-------- GIVEN RECORDS --------

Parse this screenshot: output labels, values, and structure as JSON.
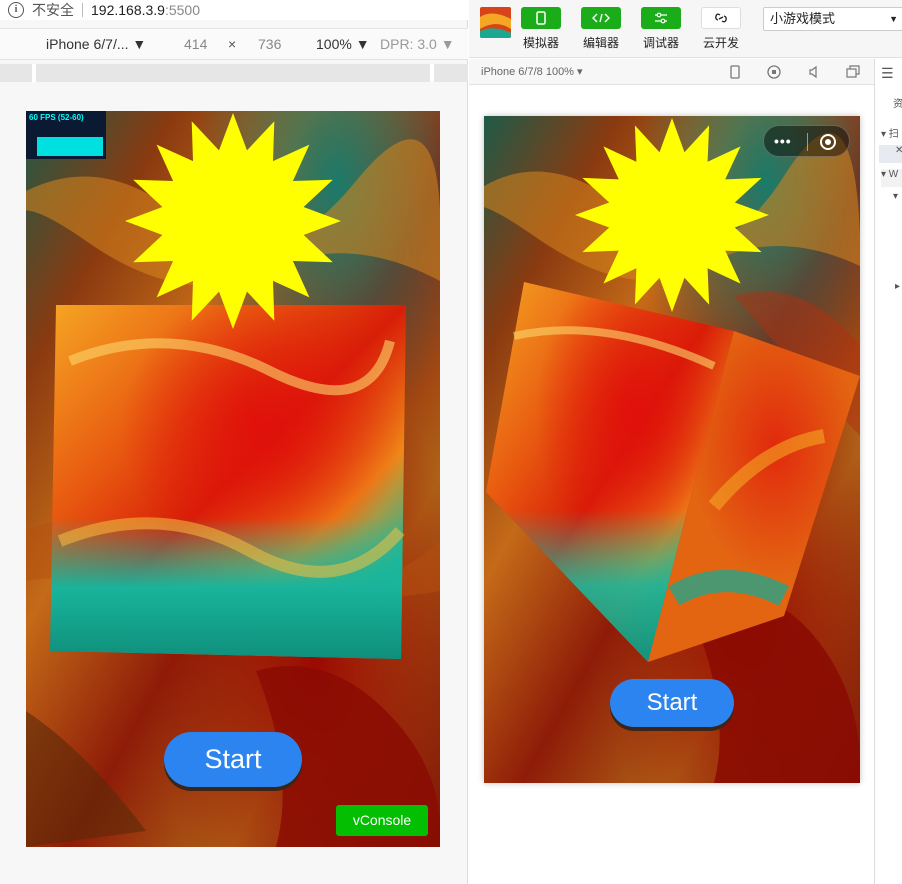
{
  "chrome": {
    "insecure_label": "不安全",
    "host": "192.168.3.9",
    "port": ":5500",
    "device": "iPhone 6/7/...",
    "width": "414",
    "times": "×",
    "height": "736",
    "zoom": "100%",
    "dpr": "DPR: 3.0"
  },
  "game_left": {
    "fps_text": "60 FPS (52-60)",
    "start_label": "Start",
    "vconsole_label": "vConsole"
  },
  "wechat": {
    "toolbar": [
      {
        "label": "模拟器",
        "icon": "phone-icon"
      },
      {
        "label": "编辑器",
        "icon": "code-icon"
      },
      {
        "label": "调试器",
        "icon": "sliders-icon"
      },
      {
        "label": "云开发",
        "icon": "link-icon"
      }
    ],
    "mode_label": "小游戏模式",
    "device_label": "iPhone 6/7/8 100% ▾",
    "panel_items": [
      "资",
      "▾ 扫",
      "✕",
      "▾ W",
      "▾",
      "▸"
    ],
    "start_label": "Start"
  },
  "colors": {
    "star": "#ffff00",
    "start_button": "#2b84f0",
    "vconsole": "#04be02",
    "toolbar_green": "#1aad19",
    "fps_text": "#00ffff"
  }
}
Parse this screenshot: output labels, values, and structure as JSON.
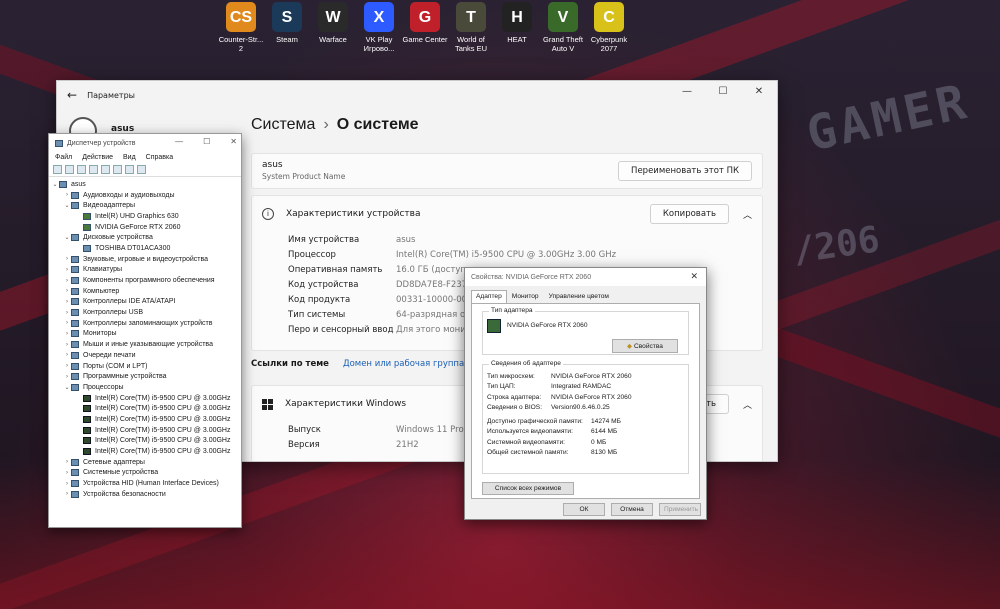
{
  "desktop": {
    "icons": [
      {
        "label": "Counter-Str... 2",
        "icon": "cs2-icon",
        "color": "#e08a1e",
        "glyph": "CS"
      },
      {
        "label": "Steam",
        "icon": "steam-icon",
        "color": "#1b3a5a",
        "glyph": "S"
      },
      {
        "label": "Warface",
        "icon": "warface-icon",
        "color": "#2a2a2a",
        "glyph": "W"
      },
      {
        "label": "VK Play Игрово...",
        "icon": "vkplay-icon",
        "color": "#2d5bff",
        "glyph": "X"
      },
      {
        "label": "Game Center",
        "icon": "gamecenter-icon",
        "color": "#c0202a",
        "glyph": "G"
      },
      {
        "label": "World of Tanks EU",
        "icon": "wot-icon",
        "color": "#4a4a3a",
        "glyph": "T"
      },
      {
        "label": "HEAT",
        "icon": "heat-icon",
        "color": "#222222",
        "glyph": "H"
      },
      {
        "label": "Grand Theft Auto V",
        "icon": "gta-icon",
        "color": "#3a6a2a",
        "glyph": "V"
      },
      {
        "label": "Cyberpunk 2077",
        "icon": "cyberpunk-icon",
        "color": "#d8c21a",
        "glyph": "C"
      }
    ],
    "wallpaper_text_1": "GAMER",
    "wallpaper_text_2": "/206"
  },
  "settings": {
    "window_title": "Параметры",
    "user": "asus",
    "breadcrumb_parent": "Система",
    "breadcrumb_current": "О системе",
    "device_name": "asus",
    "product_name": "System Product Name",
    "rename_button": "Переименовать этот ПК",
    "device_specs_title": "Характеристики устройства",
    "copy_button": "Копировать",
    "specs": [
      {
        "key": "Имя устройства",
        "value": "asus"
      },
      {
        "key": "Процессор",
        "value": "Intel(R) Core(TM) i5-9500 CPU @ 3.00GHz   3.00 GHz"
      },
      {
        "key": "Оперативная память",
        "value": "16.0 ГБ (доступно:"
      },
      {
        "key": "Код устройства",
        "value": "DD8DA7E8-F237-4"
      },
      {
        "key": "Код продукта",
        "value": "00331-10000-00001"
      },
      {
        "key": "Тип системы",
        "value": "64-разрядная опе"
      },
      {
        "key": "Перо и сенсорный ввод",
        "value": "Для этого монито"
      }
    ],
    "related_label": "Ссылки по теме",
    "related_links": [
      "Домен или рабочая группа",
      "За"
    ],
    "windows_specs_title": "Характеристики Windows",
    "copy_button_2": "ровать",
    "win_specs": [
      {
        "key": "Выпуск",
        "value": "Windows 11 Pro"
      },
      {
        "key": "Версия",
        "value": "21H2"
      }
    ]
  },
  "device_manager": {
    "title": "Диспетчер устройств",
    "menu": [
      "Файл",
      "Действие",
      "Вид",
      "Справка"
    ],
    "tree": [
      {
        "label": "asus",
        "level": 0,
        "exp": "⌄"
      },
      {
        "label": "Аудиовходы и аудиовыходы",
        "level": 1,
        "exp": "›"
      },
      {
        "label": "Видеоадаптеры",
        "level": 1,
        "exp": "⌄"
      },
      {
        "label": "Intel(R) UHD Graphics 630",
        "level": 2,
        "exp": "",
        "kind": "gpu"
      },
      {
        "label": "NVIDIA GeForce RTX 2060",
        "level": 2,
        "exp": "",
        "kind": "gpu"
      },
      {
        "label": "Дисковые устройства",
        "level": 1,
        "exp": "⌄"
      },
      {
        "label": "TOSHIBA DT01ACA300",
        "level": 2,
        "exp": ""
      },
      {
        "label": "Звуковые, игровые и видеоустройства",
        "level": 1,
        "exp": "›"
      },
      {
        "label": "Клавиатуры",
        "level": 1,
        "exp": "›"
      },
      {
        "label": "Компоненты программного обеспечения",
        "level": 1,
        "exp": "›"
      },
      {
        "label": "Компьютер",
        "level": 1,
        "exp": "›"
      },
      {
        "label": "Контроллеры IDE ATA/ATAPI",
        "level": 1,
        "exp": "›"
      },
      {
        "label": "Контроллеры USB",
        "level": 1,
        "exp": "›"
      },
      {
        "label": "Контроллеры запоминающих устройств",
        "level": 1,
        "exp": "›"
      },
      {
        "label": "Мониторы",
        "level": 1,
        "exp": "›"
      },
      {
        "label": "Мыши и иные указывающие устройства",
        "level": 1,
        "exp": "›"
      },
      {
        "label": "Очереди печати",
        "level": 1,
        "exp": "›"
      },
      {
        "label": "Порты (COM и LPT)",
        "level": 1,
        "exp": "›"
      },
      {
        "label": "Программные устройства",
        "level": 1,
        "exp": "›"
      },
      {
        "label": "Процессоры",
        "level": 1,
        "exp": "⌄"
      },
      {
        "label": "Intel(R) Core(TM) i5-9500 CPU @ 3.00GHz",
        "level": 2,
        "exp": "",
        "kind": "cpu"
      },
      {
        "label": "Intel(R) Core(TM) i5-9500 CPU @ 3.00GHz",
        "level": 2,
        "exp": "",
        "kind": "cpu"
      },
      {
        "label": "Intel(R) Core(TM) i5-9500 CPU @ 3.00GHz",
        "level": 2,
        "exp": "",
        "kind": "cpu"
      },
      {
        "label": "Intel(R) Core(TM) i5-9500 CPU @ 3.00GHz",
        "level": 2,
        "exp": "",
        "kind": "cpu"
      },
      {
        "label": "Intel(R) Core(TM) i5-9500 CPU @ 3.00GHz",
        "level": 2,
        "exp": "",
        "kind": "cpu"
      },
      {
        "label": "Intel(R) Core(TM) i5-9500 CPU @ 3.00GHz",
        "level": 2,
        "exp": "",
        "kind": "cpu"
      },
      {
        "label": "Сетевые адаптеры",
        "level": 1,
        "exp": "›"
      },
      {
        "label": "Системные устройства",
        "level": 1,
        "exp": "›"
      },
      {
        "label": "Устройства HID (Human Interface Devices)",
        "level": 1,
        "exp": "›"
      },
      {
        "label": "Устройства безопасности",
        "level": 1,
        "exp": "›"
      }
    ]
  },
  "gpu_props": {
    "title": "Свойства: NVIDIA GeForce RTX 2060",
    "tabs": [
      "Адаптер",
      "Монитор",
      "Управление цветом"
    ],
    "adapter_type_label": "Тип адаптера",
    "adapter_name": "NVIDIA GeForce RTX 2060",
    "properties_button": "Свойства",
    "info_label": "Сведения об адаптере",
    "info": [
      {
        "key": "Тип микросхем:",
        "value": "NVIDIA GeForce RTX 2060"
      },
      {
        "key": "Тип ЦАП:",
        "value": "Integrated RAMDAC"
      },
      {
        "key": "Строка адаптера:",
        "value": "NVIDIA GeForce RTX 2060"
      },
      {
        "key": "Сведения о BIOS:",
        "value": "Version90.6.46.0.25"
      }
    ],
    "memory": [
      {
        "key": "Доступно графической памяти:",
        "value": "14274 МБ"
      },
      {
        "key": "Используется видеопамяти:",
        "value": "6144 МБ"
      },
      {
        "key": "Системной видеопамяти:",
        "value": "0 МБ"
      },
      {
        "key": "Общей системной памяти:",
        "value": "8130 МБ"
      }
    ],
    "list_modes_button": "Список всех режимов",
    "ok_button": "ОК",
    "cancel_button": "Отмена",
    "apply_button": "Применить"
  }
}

--------

EXERCISE TASK :: Identify and copy lines that hold the string "Свойства".

RESPONSE ::
    "title": "Свойства: NVIDIA GeForce RTX 2060",
    "properties_button": "Свойства",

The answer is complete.